▸ **What is asked**:
Take every line from the material that has the word "এরপর" in it.

▸ **Saved entries**:
━━━━

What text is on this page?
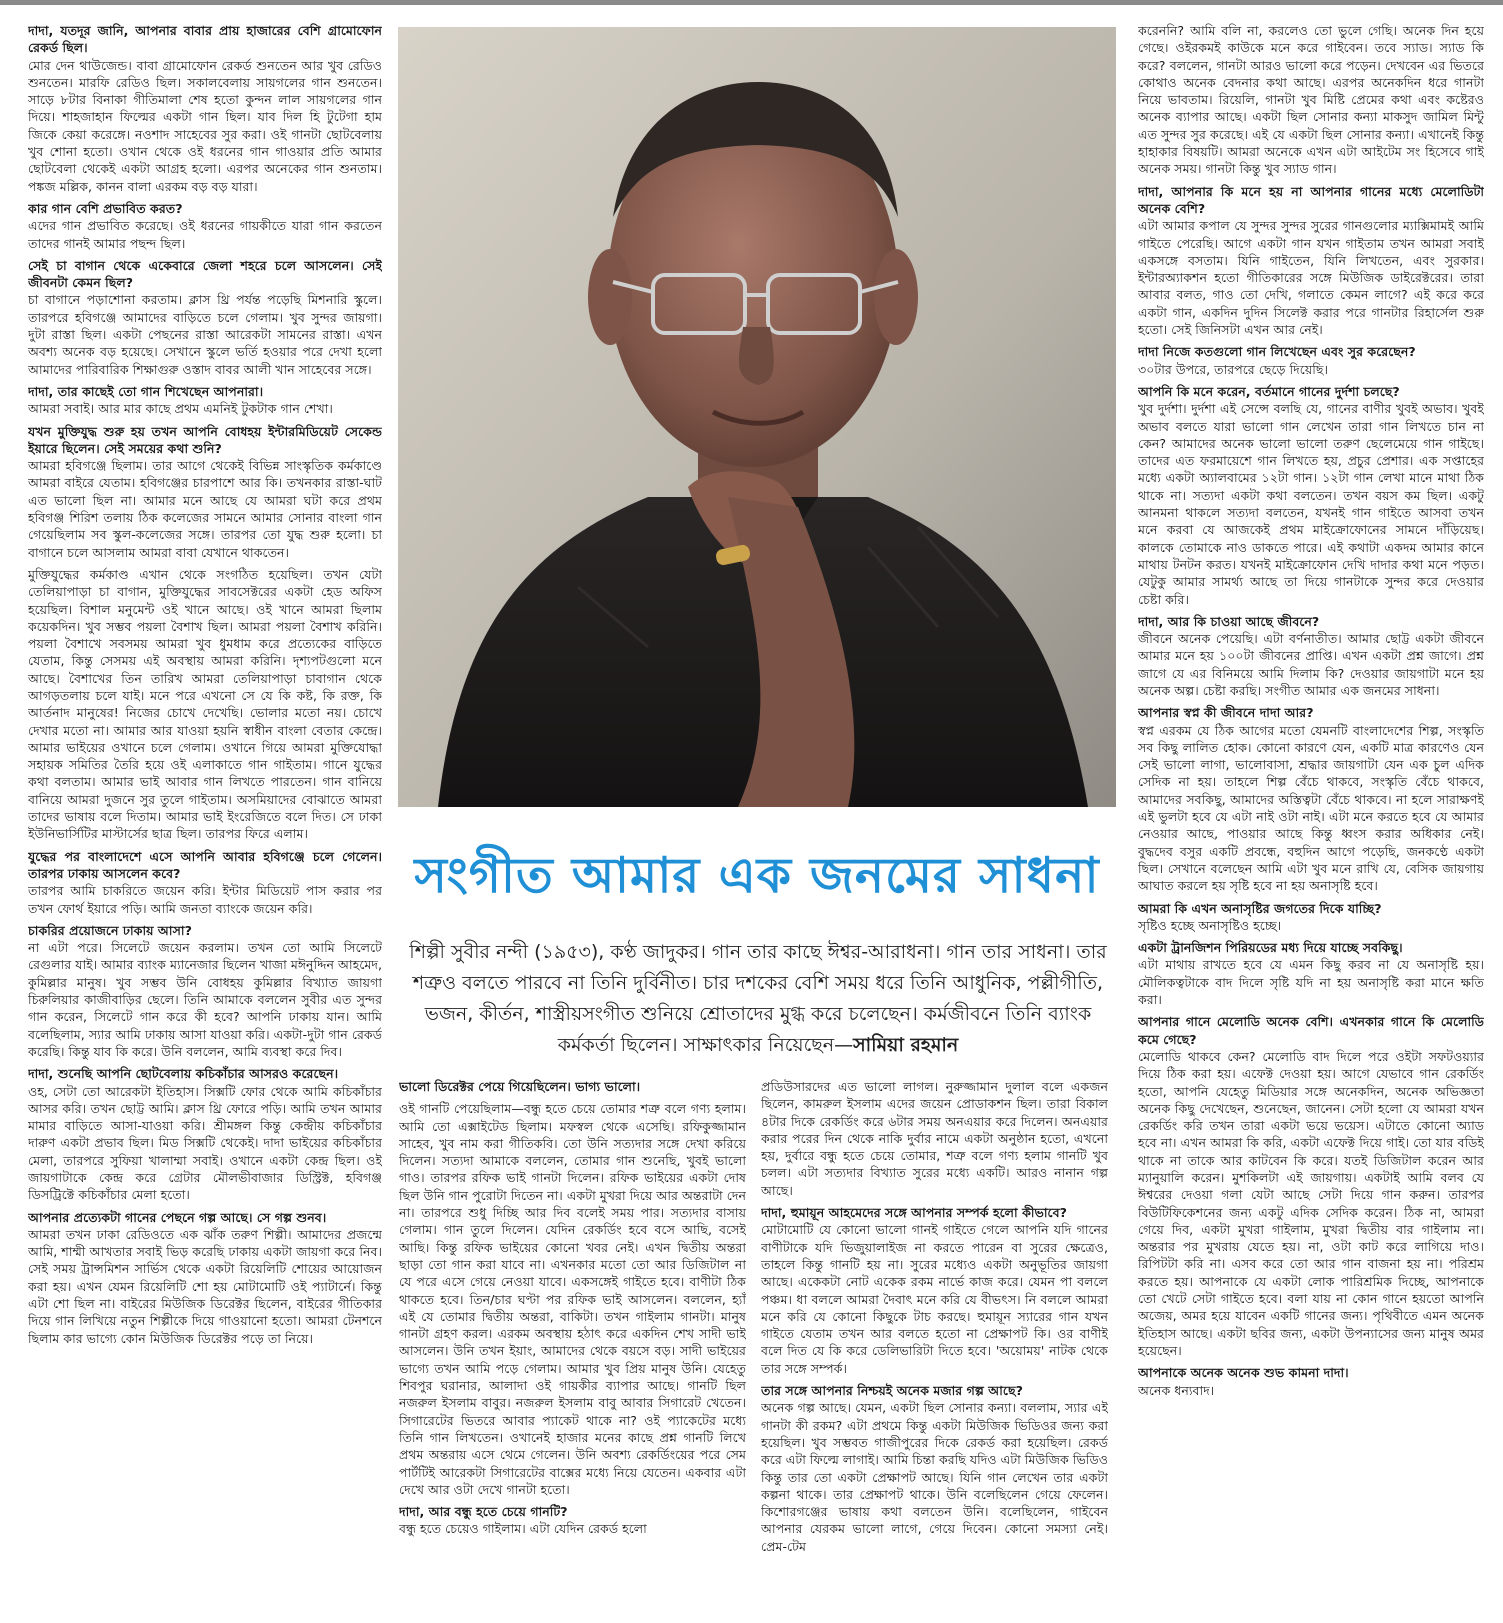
দাদা, যতদূর জানি, আপনার বাবার প্রায় হাজারের বেশি গ্রামোফোন রেকর্ড ছিল।

মোর দেন থাউজেন্ড। বাবা গ্রামোফোন রেকর্ড শুনতেন আর খুব রেডিও শুনতেন। মারফি রেডিও ছিল। সকালবেলায় সায়গলের গান শুনতেন। সাড়ে ৮টার বিনাকা গীতিমালা শেষ হতো কুন্দন লাল সায়গলের গান দিয়ে। শাহজাহান ফিল্মের একটা গান ছিল। যাব দিল হি টুটেগা হাম জিকে কেয়া করেঙ্গে। নওশাদ সাহেবের সুর করা। ওই গানটা ছোটবেলায় খুব শোনা হতো। ওখান থেকে ওই ধরনের গান গাওয়ার প্রতি আমার ছোটবেলা থেকেই একটা আগ্রহ হলো। এরপর অনেকের গান শুনতাম। পঙ্কজ মল্লিক, কানন বালা এরকম বড় বড় যারা।

কার গান বেশি প্রভাবিত করত?

এদের গান প্রভাবিত করেছে। ওই ধরনের গায়কীতে যারা গান করতেন তাদের গানই আমার পছন্দ ছিল।

সেই চা বাগান থেকে একেবারে জেলা শহরে চলে আসলেন। সেই জীবনটা কেমন ছিল?

চা বাগানে পড়াশোনা করতাম। ক্লাস থ্রি পর্যন্ত পড়েছি মিশনারি স্কুলে। তারপরে হবিগঞ্জে আমাদের বাড়িতে চলে গেলাম। খুব সুন্দর জায়গা। দুটা রাস্তা ছিল। একটা পেছনের রাস্তা আরেকটা সামনের রাস্তা। এখন অবশ্য অনেক বড় হয়েছে। সেখানে স্কুলে ভর্তি হওয়ার পরে দেখা হলো আমাদের পারিবারিক শিক্ষাগুরু ওস্তাদ বাবর আলী খান সাহেবের সঙ্গে।

দাদা, তার কাছেই তো গান শিখেছেন আপনারা।

আমরা সবাই। আর মার কাছে প্রথম এমনিই টুকটাক গান শেখা।

যখন মুক্তিযুদ্ধ শুরু হয় তখন আপনি বোধহয় ইন্টারমিডিয়েট সেকেন্ড ইয়ারে ছিলেন। সেই সময়ের কথা শুনি?

আমরা হবিগঞ্জে ছিলাম। তার আগে থেকেই বিভিন্ন সাংস্কৃতিক কর্মকাণ্ডে আমরা বাইরে যেতাম। হবিগঞ্জের চারপাশে আর কি। তখনকার রাস্তা-ঘাট এত ভালো ছিল না। আমার মনে আছে যে আমরা ঘটা করে প্রথম হবিগঞ্জ শিরিশ তলায় ঠিক কলেজের সামনে আমার সোনার বাংলা গান গেয়েছিলাম সব স্কুল-কলেজের সঙ্গে। তারপর তো যুদ্ধ শুরু হলো। চা বাগানে চলে আসলাম আমরা বাবা যেখানে থাকতেন।

মুক্তিযুদ্ধের কর্মকাণ্ড এখান থেকে সংগঠিত হয়েছিল। তখন যেটা তেলিয়াপাড়া চা বাগান, মুক্তিযুদ্ধের সাবসেক্টরের একটা হেড অফিস হয়েছিল। বিশাল মনুমেন্ট ওই খানে আছে। ওই খানে আমরা ছিলাম কয়েকদিন। খুব সম্ভব পয়লা বৈশাখ ছিল। আমরা পয়লা বৈশাখ করিনি। পয়লা বৈশাখে সবসময় আমরা খুব ধুমধাম করে প্রত্যেকের বাড়িতে যেতাম, কিন্তু সেসময় এই অবস্থায় আমরা করিনি। দৃশ্যপটগুলো মনে আছে। বৈশাখের তিন তারিখ আমরা তেলিয়াপাড়া চাবাগান থেকে আগড়তলায় চলে যাই। মনে পরে এখনো সে যে কি কষ্ট, কি রক্ত, কি আর্তনাদ মানুষের! নিজের চোখে দেখেছি। ভোলার মতো নয়। চোখে দেখার মতো না। আমার আর যাওয়া হয়নি স্বাধীন বাংলা বেতার কেন্দ্রে। আমার ভাইয়ের ওখানে চলে গেলাম। ওখানে গিয়ে আমরা মুক্তিযোদ্ধা সহায়ক সমিতির তৈরি হয়ে ওই এলাকাতে গান গাইতাম। গানে যুদ্ধের কথা বলতাম। আমার ভাই আবার গান লিখতে পারতেন। গান বানিয়ে বানিয়ে আমরা দুজনে সুর তুলে গাইতাম। অসমিয়াদের বোঝাতে আমরা তাদের ভাষায় বলে দিতাম। আমার ভাই ইংরেজিতে বলে দিত। সে ঢাকা ইউনিভার্সিটির মাস্টার্সের ছাত্র ছিল। তারপর ফিরে এলাম।

যুদ্ধের পর বাংলাদেশে এসে আপনি আবার হবিগঞ্জে চলে গেলেন। তারপর ঢাকায় আসলেন কবে?

তারপর আমি চাকরিতে জয়েন করি। ইন্টার মিডিয়েট পাস করার পর তখন ফোর্থ ইয়ারে পড়ি। আমি জনতা ব্যাংকে জয়েন করি।

চাকরির প্রয়োজনে ঢাকায় আসা?

না এটা পরে। সিলেটে জয়েন করলাম। তখন তো আমি সিলেটে রেগুলার যাই। আমার ব্যাংক ম্যানেজার ছিলেন খাজা মঈনুদ্দিন আহমেদ, কুমিল্লার মানুষ। খুব সম্ভব উনি বোধহয় কুমিল্লার বিখ্যাত জায়গা চিরুলিয়ার কাজীবাড়ির ছেলে। তিনি আমাকে বললেন সুবীর এত সুন্দর গান করেন, সিলেটে গান করে কী হবে? আপনি ঢাকায় যান। আমি বলেছিলাম, স্যার আমি ঢাকায় আসা যাওয়া করি। একটা-দুটা গান রেকর্ড করেছি। কিন্তু যাব কি করে। উনি বললেন, আমি ব্যবস্থা করে দিব।

দাদা, শুনেছি আপনি ছোটবেলায় কচিকাঁচার আসরও করেছেন।

ওহ, সেটা তো আরেকটা ইতিহাস। সিক্সটি ফোর থেকে আমি কচিকাঁচার আসর করি। তখন ছোট্ট আমি। ক্লাস থ্রি ফোরে পড়ি। আমি তখন আমার মামার বাড়িতে আসা-যাওয়া করি। শ্রীমঙ্গল কিন্তু কেন্দ্রীয় কচিকাঁচার দারুণ একটা প্রভাব ছিল। মিড সিক্সটি থেকেই। দাদা ভাইয়ের কচিকাঁচার মেলা, তারপরে সুফিয়া খালাম্মা সবাই। ওখানে একটা কেন্দ্র ছিল। ওই জায়গাটাকে কেন্দ্র করে গ্রেটার মৌলভীবাজার ডিস্ট্রিক্ট, হবিগঞ্জ ডিসট্রিক্টে কচিকাঁচার মেলা হতো।

আপনার প্রত্যেকটা গানের পেছনে গল্প আছে। সে গল্প শুনব।

আমরা তখন ঢাকা রেডিওতে এক ঝাঁক তরুণ শিল্পী। আমাদের প্রজন্মে আমি, শাম্মী আখতার সবাই ভিড় করেছি ঢাকায় একটা জায়গা করে নিব। সেই সময় ট্রান্সমিশন সার্ভিস থেকে একটা রিয়েলিটি শোয়ের আয়োজন করা হয়। এখন যেমন রিয়েলিটি শো হয় মোটামোটি ওই প্যাটার্নে। কিন্তু এটা শো ছিল না। বাইরের মিউজিক ডিরেক্টর ছিলেন, বাইরের গীতিকার দিয়ে গান লিখিয়ে নতুন শিল্পীকে দিয়ে গাওয়ানো হতো। আমরা টেনশনে ছিলাম কার ভাগ্যে কোন মিউজিক ডিরেক্টর পড়ে তা নিয়ে।

সংগীত আমার এক জনমের সাধনা
শিল্পী সুবীর নন্দী (১৯৫৩), কণ্ঠ জাদুকর। গান তার কাছে ঈশ্বর-আরাধনা। গান তার সাধনা। তার শত্রুও বলতে পারবে না তিনি দুর্বিনীত। চার দশকের বেশি সময় ধরে তিনি আধুনিক, পল্লীগীতি, ভজন, কীর্তন, শাস্ত্রীয়সংগীত শুনিয়ে শ্রোতাদের মুগ্ধ করে চলেছেন। কর্মজীবনে তিনি ব্যাংক কর্মকর্তা ছিলেন। সাক্ষাৎকার নিয়েছেন—সামিয়া রহমান

ভালো ডিরেক্টর পেয়ে গিয়েছিলেন। ভাগ্য ভালো।

ওই গানটি পেয়েছিলাম—বন্ধু হতে চেয়ে তোমার শত্রু বলে গণ্য হলাম। আমি তো এক্সাইটেড ছিলাম। মফস্বল থেকে এসেছি। রফিকুজ্জামান সাহেব, খুব নাম করা গীতিকবি। তো উনি সত্যদার সঙ্গে দেখা করিয়ে দিলেন। সত্যদা আমাকে বললেন, তোমার গান শুনেছি, খুবই ভালো গাও। তারপর রফিক ভাই গানটা দিলেন। রফিক ভাইয়ের একটা দোষ ছিল উনি গান পুরোটা দিতেন না। একটা মুখরা দিয়ে আর অন্তরাটা দেন না। তারপরে শুধু দিচ্ছি আর দিব বলেই সময় পার। সত্যদার বাসায় গেলাম। গান তুলে দিলেন। যেদিন রেকর্ডিং হবে বসে আছি, বসেই আছি। কিন্তু রফিক ভাইয়ের কোনো খবর নেই। এখন দ্বিতীয় অন্তরা ছাড়া তো গান করা যাবে না। এখনকার মতো তো আর ডিজিটাল না যে পরে এসে গেয়ে নেওয়া যাবে। একসঙ্গেই গাইতে হবে। বাণীটা ঠিক থাকতে হবে। তিন/চার ঘণ্টা পর রফিক ভাই আসলেন। বললেন, হ্যাঁ এই যে তোমার দ্বিতীয় অন্তরা, বাকিটা। তখন গাইলাম গানটা। মানুষ গানটা গ্রহণ করল। এরকম অবস্থায় হঠাৎ করে একদিন শেখ সাদী ভাই আসলেন। উনি তখন ইয়াং, আমাদের থেকে বয়সে বড়। সাদী ভাইয়ের ভাগ্যে তখন আমি পড়ে গেলাম। আমার খুব প্রিয় মানুষ উনি। যেহেতু শিবপুর ঘরানার, আলাদা ওই গায়কীর ব্যাপার আছে। গানটি ছিল নজরুল ইসলাম বাবুর। নজরুল ইসলাম বাবু আবার সিগারেট খেতেন। সিগারেটের ভিতরে আবার প্যাকেট থাকে না? ওই প্যাকেটের মধ্যে তিনি গান লিখতেন। ওখানেই হাজার মনের কাছে প্রশ্ন গানটি লিখে প্রথম অন্তরায় এসে থেমে গেলেন। উনি অবশ্য রেকর্ডিংয়ের পরে সেম পার্টটিই আরেকটা সিগারেটের বাক্সের মধ্যে নিয়ে যেতেন। একবার এটা দেখে আর ওটা দেখে গানটা হতো।

দাদা, আর বন্ধু হতে চেয়ে গানটি?

বন্ধু হতে চেয়েও গাইলাম। এটা যেদিন রেকর্ড হলো

প্রডিউসারদের এত ভালো লাগল। নুরুজ্জামান দুলাল বলে একজন ছিলেন, কামরুল ইসলাম এদের জয়েন প্রোডাকশন ছিল। তারা বিকাল ৪টার দিকে রেকর্ডিং করে ৬টার সময় অনএয়ার করে দিলেন। অনএয়ার করার পরের দিন থেকে নাকি দুর্বার নামে একটা অনুষ্ঠান হতো, এখনো হয়, দুর্বারে বন্ধু হতে চেয়ে তোমার, শত্রু বলে গণ্য হলাম গানটি খুব চলল। এটা সত্যদার বিখ্যাত সুরের মধ্যে একটি। আরও নানান গল্প আছে।

দাদা, হুমায়ূন আহমেদের সঙ্গে আপনার সম্পর্ক হলো কীভাবে?

মোটামোটি যে কোনো ভালো গানই গাইতে গেলে আপনি যদি গানের বাণীটাকে যদি ভিজুয়ালাইজ না করতে পারেন বা সুরের ক্ষেত্রেও, তাহলে কিন্তু গানটি হয় না। সুরের মধ্যেও একটা অনুভূতির জায়গা আছে। একেকটা নোট একেক রকম নার্ভে কাজ করে। যেমন পা বললে পঞ্চম। ধা বললে আমরা দৈবাৎ মনে করি যে বীভৎস। নি বললে আমরা মনে করি যে কোনো কিছুকে টাচ করছে। হুমায়ূন স্যারের গান যখন গাইতে যেতাম তখন আর বলতে হতো না প্রেক্ষাপট কি। ওর বাণীই বলে দিত যে কি করে ডেলিভারিটা দিতে হবে। 'অয়োময়' নাটক থেকে তার সঙ্গে সম্পর্ক।

তার সঙ্গে আপনার নিশ্চয়ই অনেক মজার গল্প আছে?

অনেক গল্প আছে। যেমন, একটা ছিল সোনার কন্যা। বললাম, স্যার এই গানটা কী রকম? এটা প্রথমে কিন্তু একটা মিউজিক ভিডিওর জন্য করা হয়েছিল। খুব সম্ভবত গাজীপুরের দিকে রেকর্ড করা হয়েছিল। রেকর্ড করে এটা ফিল্মে লাগাই। আমি চিন্তা করছি যদিও এটা মিউজিক ভিডিও কিন্তু তার তো একটা প্রেক্ষাপট আছে। যিনি গান লেখেন তার একটা কল্পনা থাকে। তার প্রেক্ষাপট থাকে। উনি বলেছিলেন গেয়ে ফেলেন। কিশোরগঞ্জের ভাষায় কথা বলতেন উনি। বলেছিলেন, গাইবেন আপনার যেরকম ভালো লাগে, গেয়ে দিবেন। কোনো সমস্যা নেই। প্রেম-টেম

করেননি? আমি বলি না, করলেও তো ভুলে গেছি। অনেক দিন হয়ে গেছে। ওইরকমই কাউকে মনে করে গাইবেন। তবে স্যাড। স্যাড কি করে? বললেন, গানটা আরও ভালো করে পড়েন। দেখবেন এর ভিতরে কোথাও অনেক বেদনার কথা আছে। এরপর অনেকদিন ধরে গানটা নিয়ে ভাবতাম। রিয়েলি, গানটা খুব মিষ্টি প্রেমের কথা এবং কষ্টেরও অনেক ব্যাপার আছে। একটা ছিল সোনার কন্যা মাকসুদ জামিল মিন্টু এত সুন্দর সুর করেছে। এই যে একটা ছিল সোনার কন্যা। এখানেই কিন্তু হাহাকার বিষয়টি। আমরা অনেকে এখন এটা আইটেম সং হিসেবে গাই অনেক সময়। গানটা কিন্তু খুব স্যাড গান।

দাদা, আপনার কি মনে হয় না আপনার গানের মধ্যে মেলোডিটা অনেক বেশি?

এটা আমার কপাল যে সুন্দর সুন্দর সুরের গানগুলোর ম্যাক্সিমামই আমি গাইতে পেরেছি। আগে একটা গান যখন গাইতাম তখন আমরা সবাই একসঙ্গে বসতাম। যিনি গাইতেন, যিনি লিখতেন, এবং সুরকার। ইন্টারঅ্যাকশন হতো গীতিকারের সঙ্গে মিউজিক ডাইরেক্টরের। তারা আবার বলত, গাও তো দেখি, গলাতে কেমন লাগে? এই করে করে একটা গান, একদিন দুদিন সিলেক্ট করার পরে গানটার রিহার্সেল শুরু হতো। সেই জিনিসটা এখন আর নেই।

দাদা নিজে কতগুলো গান লিখেছেন এবং সুর করেছেন?

৩০টার উপরে, তারপরে ছেড়ে দিয়েছি।

আপনি কি মনে করেন, বর্তমানে গানের দুর্দশা চলছে?

খুব দুর্দশা। দুর্দশা এই সেন্সে বলছি যে, গানের বাণীর খুবই অভাব। খুবই অভাব বলতে যারা ভালো গান লেখেন তারা গান লিখতে চান না কেন? আমাদের অনেক ভালো ভালো তরুণ ছেলেমেয়ে গান গাইছে। তাদের এত ফরমায়েশে গান লিখতে হয়, প্রচুর প্রেশার। এক সপ্তাহের মধ্যে একটা অ্যালবামের ১২টা গান। ১২টা গান লেখা মানে মাথা ঠিক থাকে না। সত্যদা একটা কথা বলতেন। তখন বয়স কম ছিল। একটু আনমনা থাকলে সত্যদা বলতেন, যখনই গান গাইতে আসবা তখন মনে করবা যে আজকেই প্রথম মাইক্রোফোনের সামনে দাঁড়িয়েছ। কালকে তোমাকে নাও ডাকতে পারে। এই কথাটা একদম আমার কানে মাথায় টনটন করত। যখনই মাইক্রোফোন দেখি দাদার কথা মনে পড়ত। যেটুকু আমার সামর্থ্য আছে তা দিয়ে গানটাকে সুন্দর করে দেওয়ার চেষ্টা করি।

দাদা, আর কি চাওয়া আছে জীবনে?

জীবনে অনেক পেয়েছি। এটা বর্ণনাতীত। আমার ছোট্ট একটা জীবনে আমার মনে হয় ১০০টা জীবনের প্রাপ্তি। এখন একটা প্রশ্ন জাগে। প্রশ্ন জাগে যে এর বিনিময়ে আমি দিলাম কি? দেওয়ার জায়গাটা মনে হয় অনেক অল্প। চেষ্টা করছি। সংগীত আমার এক জনমের সাধনা।

আপনার স্বপ্ন কী জীবনে দাদা আর?

স্বপ্ন এরকম যে ঠিক আগের মতো যেমনটি বাংলাদেশের শিল্প, সংস্কৃতি সব কিছু লালিত হোক। কোনো কারণে যেন, একটি মাত্র কারণেও যেন সেই ভালো লাগা, ভালোবাসা, শ্রদ্ধার জায়গাটা যেন এক চুল এদিক সেদিক না হয়। তাহলে শিল্প বেঁচে থাকবে, সংস্কৃতি বেঁচে থাকবে, আমাদের সবকিছু, আমাদের অস্তিত্বটা বেঁচে থাকবে। না হলে সারাক্ষণই এই ভুলটা হবে যে এটা নাই ওটা নাই। এটা মনে করতে হবে যে আমার নেওয়ার আছে, পাওয়ার আছে কিন্তু ধ্বংস করার অধিকার নেই। বুদ্ধদেব বসুর একটি প্রবন্ধে, বহুদিন আগে পড়েছি, জনকণ্ঠে একটা ছিল। সেখানে বলেছেন আমি এটা খুব মনে রাখি যে, বেসিক জায়গায় আঘাত করলে হয় সৃষ্টি হবে না হয় অনাসৃষ্টি হবে।

আমরা কি এখন অনাসৃষ্টির জগতের দিকে যাচ্ছি?

সৃষ্টিও হচ্ছে অনাসৃষ্টিও হচ্ছে।

একটা ট্রানজিশন পিরিয়ডের মধ্য দিয়ে যাচ্ছে সবকিছু।

এটা মাথায় রাখতে হবে যে এমন কিছু করব না যে অনাসৃষ্টি হয়। মৌলিকত্বটাকে বাদ দিলে সৃষ্টি যদি না হয় অনাসৃষ্টি করা মানে ক্ষতি করা।

আপনার গানে মেলোডি অনেক বেশি। এখনকার গানে কি মেলোডি কমে গেছে?

মেলোডি থাকবে কেন? মেলোডি বাদ দিলে পরে ওইটা সফটওয়্যার দিয়ে ঠিক করা হয়। এফেক্ট দেওয়া হয়। আগে যেভাবে গান রেকর্ডিং হতো, আপনি যেহেতু মিডিয়ার সঙ্গে অনেকদিন, অনেক অভিজ্ঞতা অনেক কিছু দেখেছেন, শুনেছেন, জানেন। সেটা হলো যে আমরা যখন রেকর্ডিং করি তখন তারা একটা ভয়ে ভয়েস। এটাতে কোনো অ্যাড হবে না। এখন আমরা কি করি, একটা এফেক্ট দিয়ে গাই। তো যার বডিই থাকে না তাকে আর কাটবেন কি করে। যতই ডিজিটাল করেন আর ম্যানুয়ালি করেন। মুশকিলটা এই জায়গায়। একটাই আমি বলব যে ঈশ্বরের দেওয়া গলা যেটা আছে সেটা দিয়ে গান করুন। তারপর বিউটিফিকেশনের জন্য একটু এদিক সেদিক করেন। ঠিক না, আমরা গেয়ে দিব, একটা মুখরা গাইলাম, মুখরা দ্বিতীয় বার গাইলাম না। অন্তরার পর মুখরায় যেতে হয়। না, ওটা কাট করে লাগিয়ে দাও। রিপিটটা করি না। এসব করে তো আর গান বাজনা হয় না। পরিশ্রম করতে হয়। আপনাকে যে একটা লোক পারিশ্রমিক দিচ্ছে, আপনাকে তো খেটে সেটা গাইতে হবে। বলা যায় না কোন গানে হয়তো আপনি অজেয়, অমর হয়ে যাবেন একটি গানের জন্য। পৃথিবীতে এমন অনেক ইতিহাস আছে। একটা ছবির জন্য, একটা উপন্যাসের জন্য মানুষ অমর হয়েছেন।

আপনাকে অনেক অনেক শুভ কামনা দাদা।

অনেক ধন্যবাদ।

━━━━

▸ **Solution below**:
মোর দেন থাউজেন্ড। বাবা গ্রামোফোন রেকর্ড শুনতেন আর খুব রেডিও শুনতেন। মারফি রেডিও ছিল। সকালবেলায় সায়গলের গান শুনতেন। সাড়ে ৮টার বিনাকা গীতিমালা শেষ হতো কুন্দন লাল সায়গলের গান দিয়ে। শাহজাহান ফিল্মের একটা গান ছিল। যাব দিল হি টুটেগা হাম জিকে কেয়া করেঙ্গে। নওশাদ সাহেবের সুর করা। ওই গানটা ছোটবেলায় খুব শোনা হতো। ওখান থেকে ওই ধরনের গান গাওয়ার প্রতি আমার ছোটবেলা থেকেই একটা আগ্রহ হলো। এরপর অনেকের গান শুনতাম। পঙ্কজ মল্লিক, কানন বালা এরকম বড় বড় যারা।
করেননি? আমি বলি না, করলেও তো ভুলে গেছি। অনেক দিন হয়ে গেছে। ওইরকমই কাউকে মনে করে গাইবেন। তবে স্যাড। স্যাড কি করে? বললেন, গানটা আরও ভালো করে পড়েন। দেখবেন এর ভিতরে কোথাও অনেক বেদনার কথা আছে। এরপর অনেকদিন ধরে গানটা নিয়ে ভাবতাম। রিয়েলি, গানটা খুব মিষ্টি প্রেমের কথা এবং কষ্টেরও অনেক ব্যাপার আছে। একটা ছিল সোনার কন্যা মাকসুদ জামিল মিন্টু এত সুন্দর সুর করেছে। এই যে একটা ছিল সোনার কন্যা। এখানেই কিন্তু হাহাকার বিষয়টি। আমরা অনেকে এখন এটা আইটেম সং হিসেবে গাই অনেক সময়। গানটা কিন্তু খুব স্যাড গান।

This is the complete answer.